### Set task
Retype every entry in its entirety, without alteration.

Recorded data
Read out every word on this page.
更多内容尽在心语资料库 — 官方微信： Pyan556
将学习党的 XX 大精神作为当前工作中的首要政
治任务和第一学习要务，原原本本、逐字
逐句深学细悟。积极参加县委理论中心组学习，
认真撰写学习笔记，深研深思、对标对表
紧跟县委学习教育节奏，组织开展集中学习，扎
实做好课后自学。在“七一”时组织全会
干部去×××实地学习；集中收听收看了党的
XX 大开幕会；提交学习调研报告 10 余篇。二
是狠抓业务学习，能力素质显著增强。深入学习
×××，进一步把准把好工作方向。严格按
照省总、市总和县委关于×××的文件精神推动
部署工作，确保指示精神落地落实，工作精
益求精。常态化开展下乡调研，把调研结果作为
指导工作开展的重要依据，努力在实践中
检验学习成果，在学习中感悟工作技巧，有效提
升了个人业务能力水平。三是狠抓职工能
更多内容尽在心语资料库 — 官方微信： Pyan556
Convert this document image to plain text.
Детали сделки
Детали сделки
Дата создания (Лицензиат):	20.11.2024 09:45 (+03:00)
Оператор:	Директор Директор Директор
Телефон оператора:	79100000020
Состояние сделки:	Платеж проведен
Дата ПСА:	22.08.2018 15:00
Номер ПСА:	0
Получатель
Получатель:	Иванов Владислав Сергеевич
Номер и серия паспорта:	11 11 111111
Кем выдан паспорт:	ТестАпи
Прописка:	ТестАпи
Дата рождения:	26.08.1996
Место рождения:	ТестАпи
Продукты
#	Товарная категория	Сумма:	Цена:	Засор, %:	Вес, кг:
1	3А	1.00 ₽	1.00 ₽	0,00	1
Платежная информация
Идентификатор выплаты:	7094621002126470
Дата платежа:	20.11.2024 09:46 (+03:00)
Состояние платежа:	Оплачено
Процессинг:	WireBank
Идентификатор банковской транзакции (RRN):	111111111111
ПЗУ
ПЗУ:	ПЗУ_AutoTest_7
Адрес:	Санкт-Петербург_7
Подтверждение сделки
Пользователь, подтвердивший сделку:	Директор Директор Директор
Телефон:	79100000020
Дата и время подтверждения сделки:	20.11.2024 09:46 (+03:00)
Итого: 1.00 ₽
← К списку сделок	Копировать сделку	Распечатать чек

### Exercise result
Read out every word on this page.
更多内容尽在心语资料库 — 官方微信： Pyan556
将学习党的 XX 大精神作为当前工作中的首要政
治任务和第一学习要务，原原本本、逐字
逐句深学细悟。积极参加县委理论中心组学习，
认真撰写学习笔记，深研深思、对标对表
紧跟县委学习教育节奏，组织开展集中学习，扎
实做好课后自学。在“七一”时组织全会
干部去×××实地学习；集中收听收看了党的
XX 大开幕会；提交学习调研报告 10 余篇。二
是狠抓业务学习，能力素质显著增强。深入学习
×××，进一步把准把好工作方向。严格按
照省总、市总和县委关于×××的文件精神推动
部署工作，确保指示精神落地落实，工作精
益求精。常态化开展下乡调研，把调研结果作为
指导工作开展的重要依据，努力在实践中
检验学习成果，在学习中感悟工作技巧，有效提
升了个人业务能力水平。三是狠抓职工能
更多内容尽在心语资料库 — 官方微信： Pyan556
Convert this document image to plain text.
Детали сделки
Детали сделки
Дата создания (Лицензиат):	20.11.2024 09:45 (+03:00)
Оператор:	Директор Директор Директор
Телефон оператора:	79100000020
Состояние сделки:	Платеж проведен
Дата ПСА:	22.08.2018 15:00
Номер ПСА:	0
Получатель
Получатель:	Иванов Владислав Сергеевич
Номер и серия паспорта:	11 11 111111
Кем выдан паспорт:	ТестАпи
Прописка:	ТестАпи
Дата рождения:	26.08.1996
Место рождения:	ТестАпи
Продукты
#	Товарная категория	Сумма:	Цена:	Засор, %:	Вес, кг:
1	3А	1.00 ₽	1.00 ₽	0,00	1
Платежная информация
Идентификатор выплаты:	7094621002126470
Дата платежа:	20.11.2024 09:46 (+03:00)
Состояние платежа:	Оплачено
Процессинг:	WireBank
Идентификатор банковской транзакции (RRN):	111111111111
ПЗУ
ПЗУ:	ПЗУ_AutoTest_7
Адрес:	Санкт-Петербург_7
Подтверждение сделки
Пользователь, подтвердивший сделку:	Директор Директор Директор
Телефон:	79100000020
Дата и время подтверждения сделки:	20.11.2024 09:46 (+03:00)
Итого: 1.00 ₽
← К списку сделок	Копировать сделку	Распечатать чек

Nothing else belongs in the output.